▸ **TASK DESCRIPTION**: Filter this data down to the lines that hold "icon", and copy them.

▸ **MATERIAL FOR THE TASK**:

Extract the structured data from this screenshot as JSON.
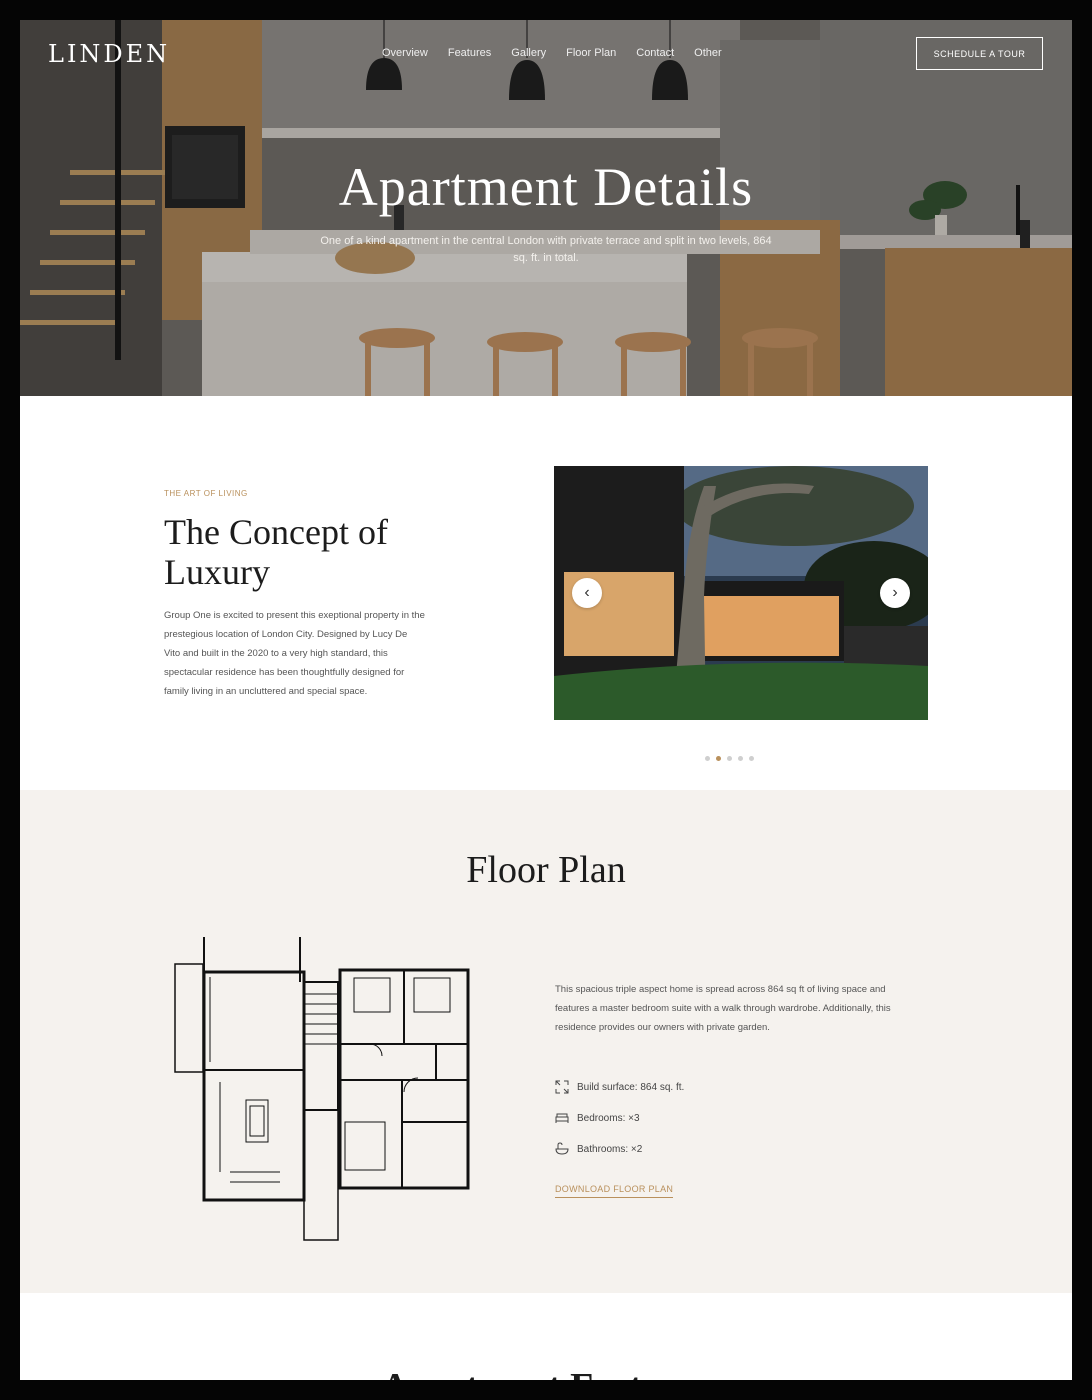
{
  "header": {
    "logo": "LINDEN",
    "nav": [
      "Overview",
      "Features",
      "Gallery",
      "Floor Plan",
      "Contact",
      "Other"
    ],
    "cta": "SCHEDULE A TOUR"
  },
  "hero": {
    "title": "Apartment Details",
    "subtitle": "One of a kind apartment in the central London with private terrace and split in two levels, 864 sq. ft. in total."
  },
  "concept": {
    "eyebrow": "THE ART OF LIVING",
    "title": "The Concept of Luxury",
    "body": "Group One is excited to present this exeptional property in the prestegious location of London City. Designed by Lucy De Vito and built in the 2020 to a very high standard, this spectacular residence has been thoughtfully designed for family living in an uncluttered and special space.",
    "slider": {
      "prev_icon": "chevron-left-icon",
      "next_icon": "chevron-right-icon",
      "slide_count": 5,
      "active_slide": 2
    }
  },
  "floor_plan": {
    "title": "Floor Plan",
    "description": "This spacious triple aspect home is spread across 864 sq ft of living space and features a master bedroom suite with a walk through wardrobe. Additionally, this residence provides our owners with private garden.",
    "specs": [
      {
        "icon": "expand-icon",
        "label": "Build surface: 864 sq. ft."
      },
      {
        "icon": "bed-icon",
        "label": "Bedrooms: ×3"
      },
      {
        "icon": "bath-icon",
        "label": "Bathrooms: ×2"
      }
    ],
    "download": "DOWNLOAD FLOOR PLAN"
  },
  "features": {
    "title": "Apartment Features"
  },
  "colors": {
    "accent": "#b9905c",
    "section_bg": "#f5f2ee",
    "text_dark": "#1c1c1c"
  }
}
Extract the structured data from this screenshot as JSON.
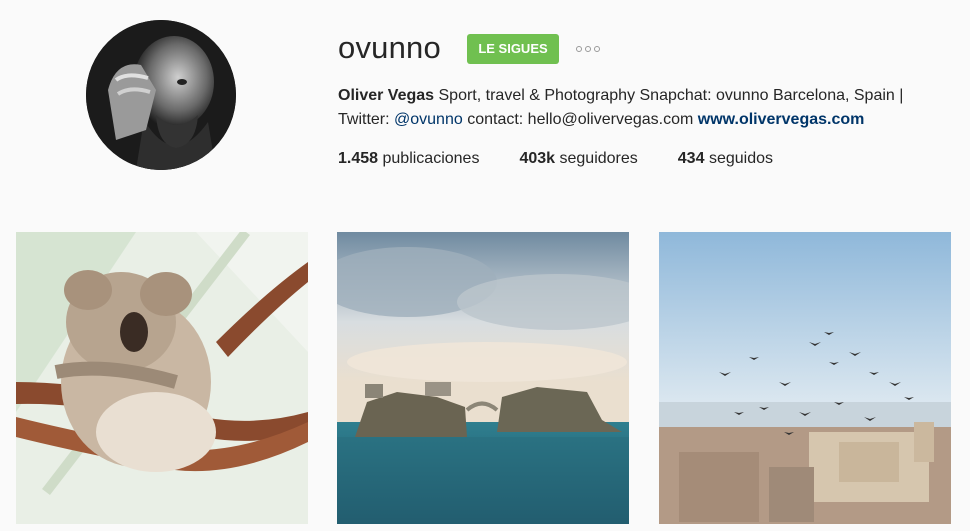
{
  "profile": {
    "username": "ovunno",
    "follow_label": "LE SIGUES",
    "more_icon": "ellipsis-icon",
    "full_name": "Oliver Vegas",
    "bio_line1": " Sport, travel & Photography Snapchat: ovunno Barcelona, Spain |",
    "bio_line2_prefix": "Twitter: ",
    "twitter_handle": "@ovunno",
    "bio_line2_mid": " contact: hello@olivervegas.com ",
    "website": "www.olivervegas.com"
  },
  "stats": {
    "posts_count": "1.458",
    "posts_label": "publicaciones",
    "followers_count": "403k",
    "followers_label": "seguidores",
    "following_count": "434",
    "following_label": "seguidos"
  },
  "colors": {
    "follow_button": "#70c050",
    "link": "#003569"
  }
}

▸ **EXPECTED ANSWER**:
      "prev_icon": "chevron-left-icon",
      "next_icon": "chevron-right-icon",
        "icon": "expand-icon",
        "icon": "bed-icon",
        "icon": "bath-icon",
    "more_icon": "ellipsis-icon",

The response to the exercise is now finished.